To be done: In the copy, include every entry exactly but none of the pictures.

##### Input

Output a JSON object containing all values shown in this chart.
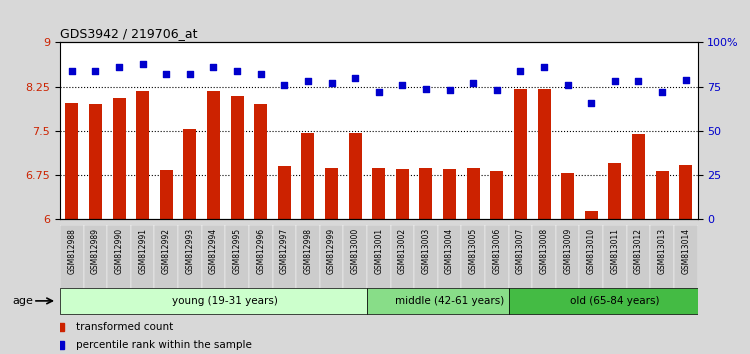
{
  "title": "GDS3942 / 219706_at",
  "samples": [
    "GSM812988",
    "GSM812989",
    "GSM812990",
    "GSM812991",
    "GSM812992",
    "GSM812993",
    "GSM812994",
    "GSM812995",
    "GSM812996",
    "GSM812997",
    "GSM812998",
    "GSM812999",
    "GSM813000",
    "GSM813001",
    "GSM813002",
    "GSM813003",
    "GSM813004",
    "GSM813005",
    "GSM813006",
    "GSM813007",
    "GSM813008",
    "GSM813009",
    "GSM813010",
    "GSM813011",
    "GSM813012",
    "GSM813013",
    "GSM813014"
  ],
  "bar_values": [
    7.98,
    7.96,
    8.06,
    8.18,
    6.84,
    7.53,
    8.17,
    8.1,
    7.95,
    6.9,
    7.47,
    6.88,
    7.46,
    6.88,
    6.85,
    6.88,
    6.85,
    6.88,
    6.82,
    8.22,
    8.22,
    6.79,
    6.15,
    6.95,
    7.45,
    6.82,
    6.92
  ],
  "percentile_values": [
    84,
    84,
    86,
    88,
    82,
    82,
    86,
    84,
    82,
    76,
    78,
    77,
    80,
    72,
    76,
    74,
    73,
    77,
    73,
    84,
    86,
    76,
    66,
    78,
    78,
    72,
    79
  ],
  "ylim_left": [
    6.0,
    9.0
  ],
  "ylim_right": [
    0,
    100
  ],
  "yticks_left": [
    6.0,
    6.75,
    7.5,
    8.25,
    9.0
  ],
  "ytick_labels_left": [
    "6",
    "6.75",
    "7.5",
    "8.25",
    "9"
  ],
  "yticks_right": [
    0,
    25,
    50,
    75,
    100
  ],
  "ytick_labels_right": [
    "0",
    "25",
    "50",
    "75",
    "100%"
  ],
  "hlines": [
    6.75,
    7.5,
    8.25
  ],
  "bar_color": "#cc2200",
  "dot_color": "#0000cc",
  "groups": [
    {
      "label": "young (19-31 years)",
      "start": 0,
      "end": 13,
      "color": "#ccffcc"
    },
    {
      "label": "middle (42-61 years)",
      "start": 13,
      "end": 19,
      "color": "#88dd88"
    },
    {
      "label": "old (65-84 years)",
      "start": 19,
      "end": 27,
      "color": "#44bb44"
    }
  ],
  "age_label": "age",
  "legend_bar_label": "transformed count",
  "legend_dot_label": "percentile rank within the sample",
  "bg_color": "#d8d8d8",
  "plot_bg_color": "#ffffff",
  "xtick_bg": "#cccccc"
}
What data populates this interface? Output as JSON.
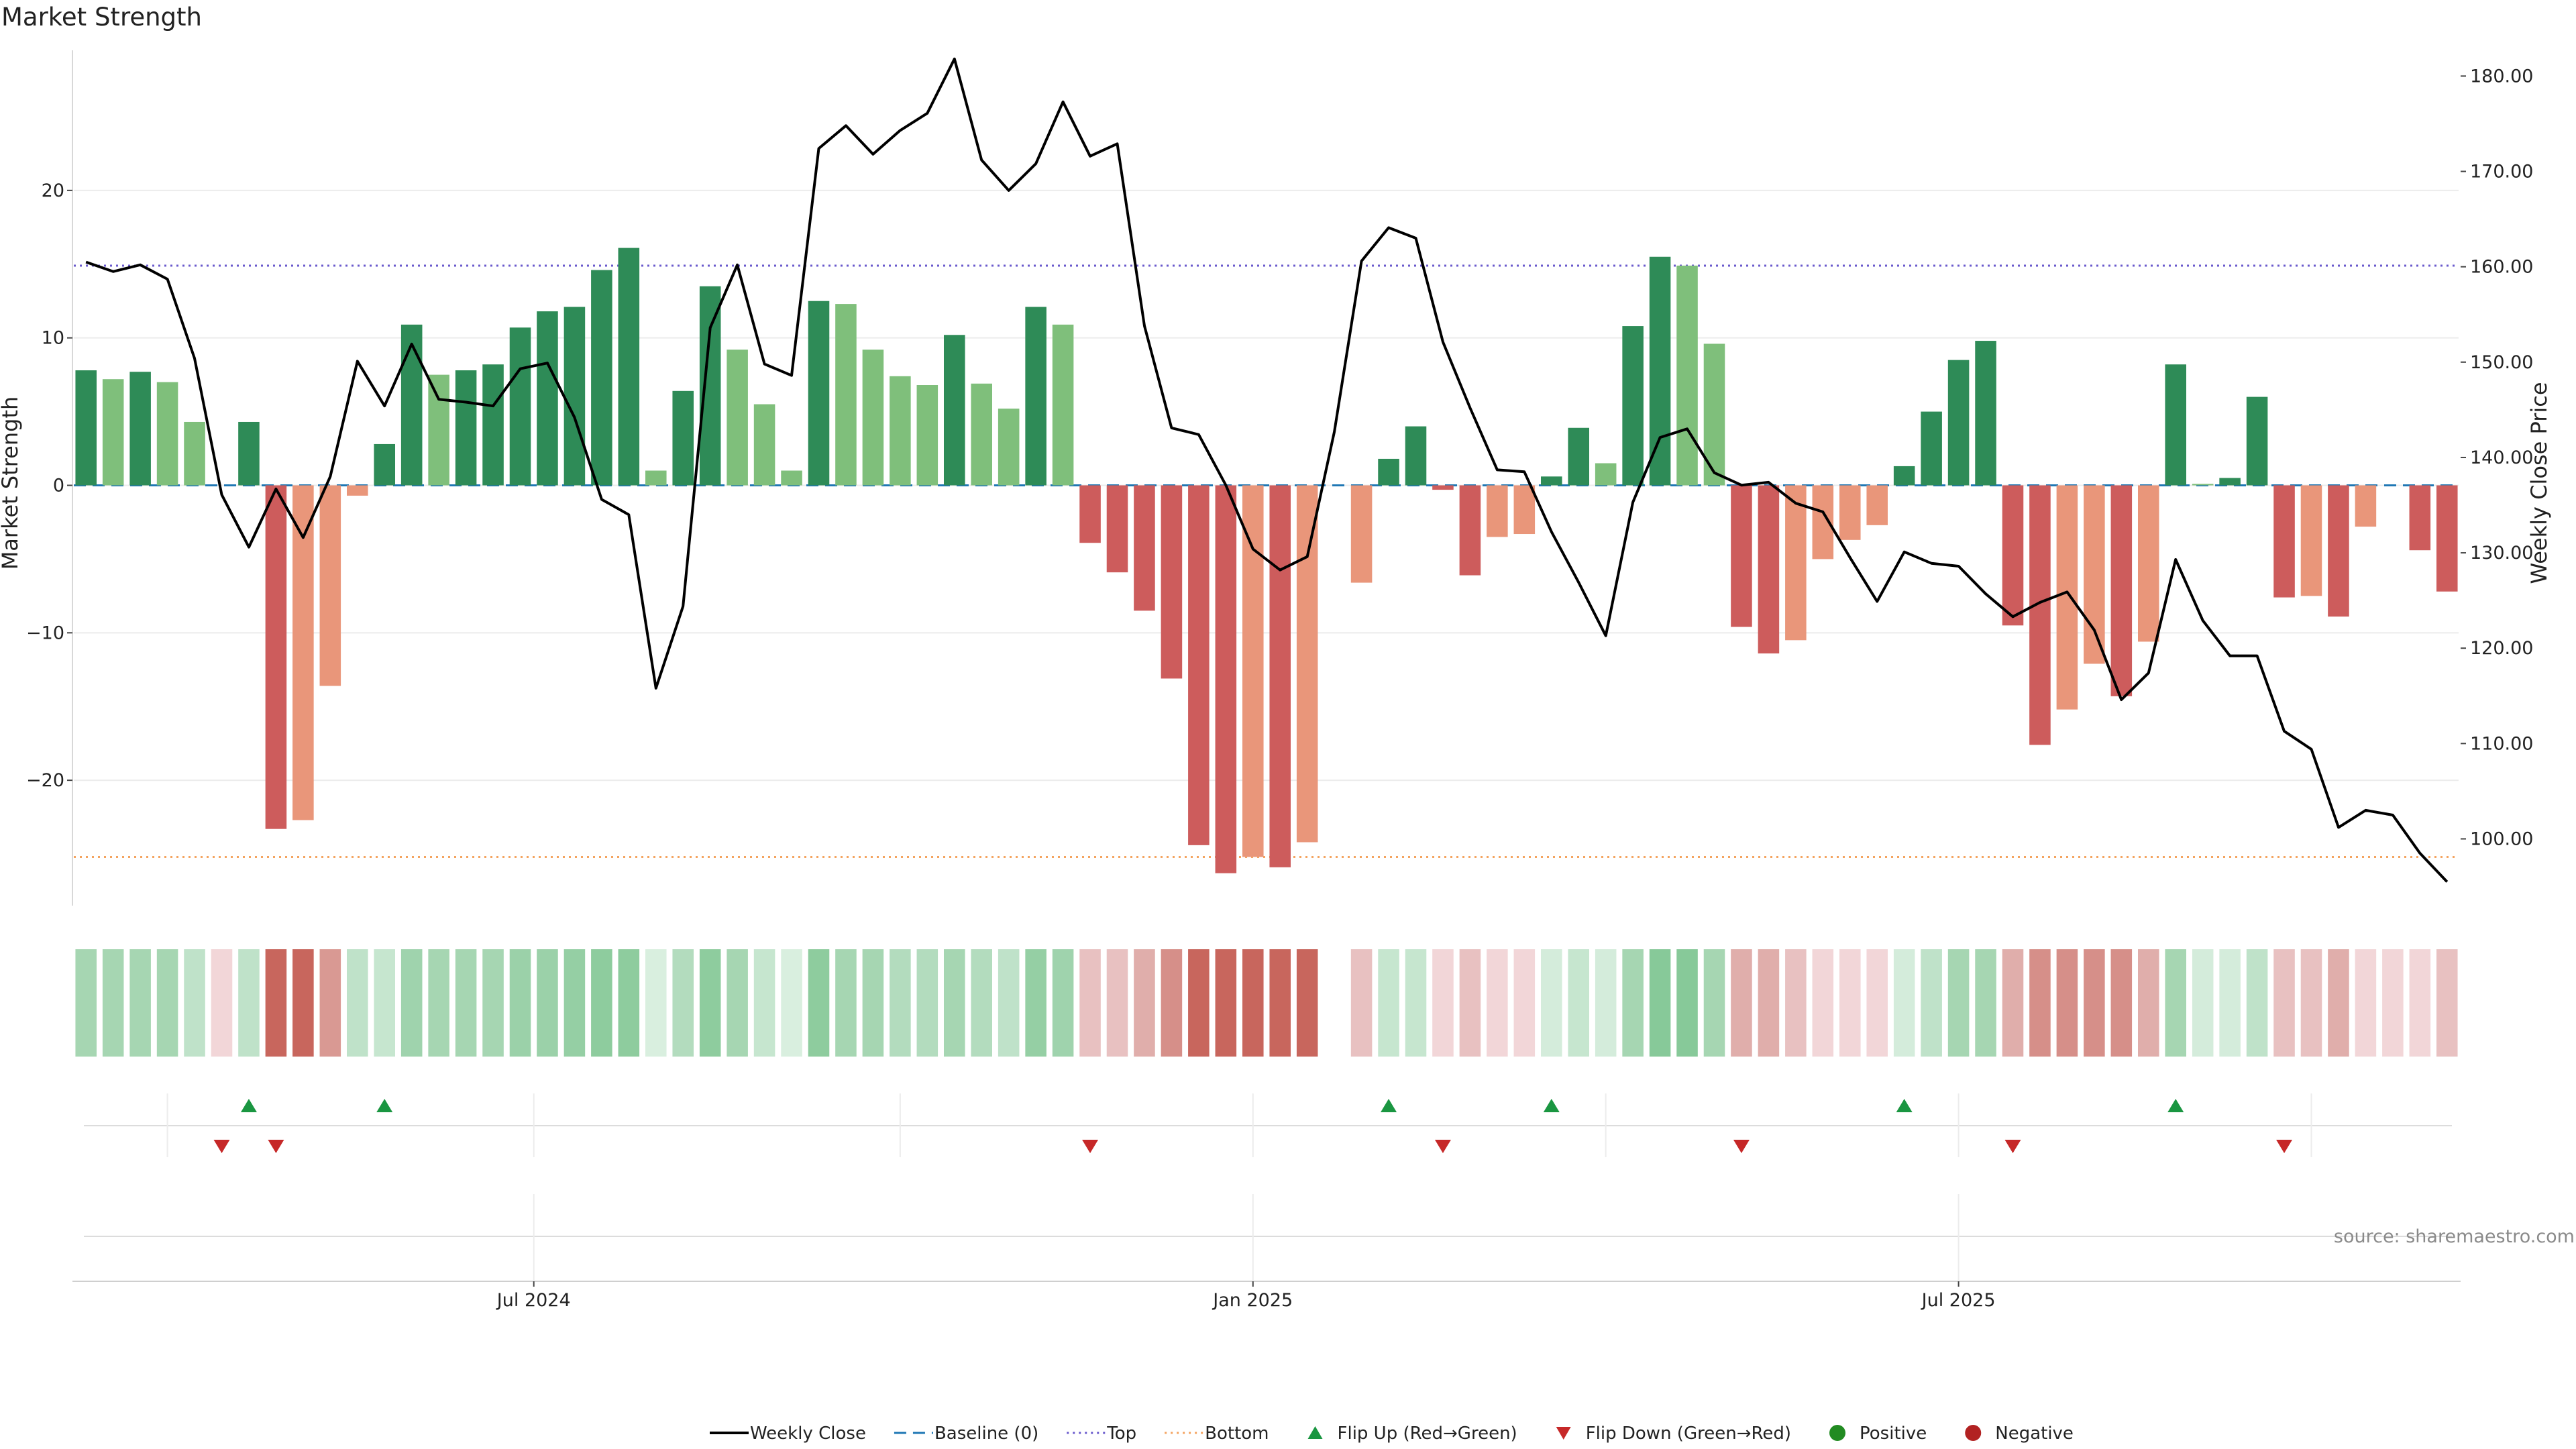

##########

Expected output:
Output a JSON object containing all values shown in this chart.
{
  "title": "GDS3942 / 219706_at",
  "samples": [
    "GSM812988",
    "GSM812989",
    "GSM812990",
    "GSM812991",
    "GSM812992",
    "GSM812993",
    "GSM812994",
    "GSM812995",
    "GSM812996",
    "GSM812997",
    "GSM812998",
    "GSM812999",
    "GSM813000",
    "GSM813001",
    "GSM813002",
    "GSM813003",
    "GSM813004",
    "GSM813005",
    "GSM813006",
    "GSM813007",
    "GSM813008",
    "GSM813009",
    "GSM813010",
    "GSM813011",
    "GSM813012",
    "GSM813013",
    "GSM813014"
  ],
  "bar_values": [
    7.98,
    7.96,
    8.06,
    8.18,
    6.84,
    7.53,
    8.17,
    8.1,
    7.95,
    6.9,
    7.47,
    6.88,
    7.46,
    6.88,
    6.85,
    6.88,
    6.85,
    6.88,
    6.82,
    8.22,
    8.22,
    6.79,
    6.15,
    6.95,
    7.45,
    6.82,
    6.92
  ],
  "percentile_values": [
    84,
    84,
    86,
    88,
    82,
    82,
    86,
    84,
    82,
    76,
    78,
    77,
    80,
    72,
    76,
    74,
    73,
    77,
    73,
    84,
    86,
    76,
    66,
    78,
    78,
    72,
    79
  ],
  "ylim_left": [
    6.0,
    9.0
  ],
  "ylim_right": [
    0,
    100
  ],
  "yticks_left": [
    6.0,
    6.75,
    7.5,
    8.25,
    9.0
  ],
  "ytick_labels_left": [
    "6",
    "6.75",
    "7.5",
    "8.25",
    "9"
  ],
  "yticks_right": [
    0,
    25,
    50,
    75,
    100
  ],
  "ytick_labels_right": [
    "0",
    "25",
    "50",
    "75",
    "100%"
  ],
  "hlines": [
    6.75,
    7.5,
    8.25
  ],
  "bar_color": "#cc2200",
  "dot_color": "#0000cc",
  "groups": [
    {
      "label": "young (19-31 years)",
      "start": 0,
      "end": 13,
      "color": "#ccffcc"
    },
    {
      "label": "middle (42-61 years)",
      "start": 13,
      "end": 19,
      "color": "#88dd88"
    },
    {
      "label": "old (65-84 years)",
      "start": 19,
      "end": 27,
      "color": "#44bb44"
    }
  ],
  "age_label": "age",
  "legend_bar_label": "transformed count",
  "legend_dot_label": "percentile rank within the sample",
  "bg_color": "#d8d8d8",
  "plot_bg_color": "#ffffff",
  "xtick_bg": "#cccccc"
}
What data populates this interface? Output as JSON.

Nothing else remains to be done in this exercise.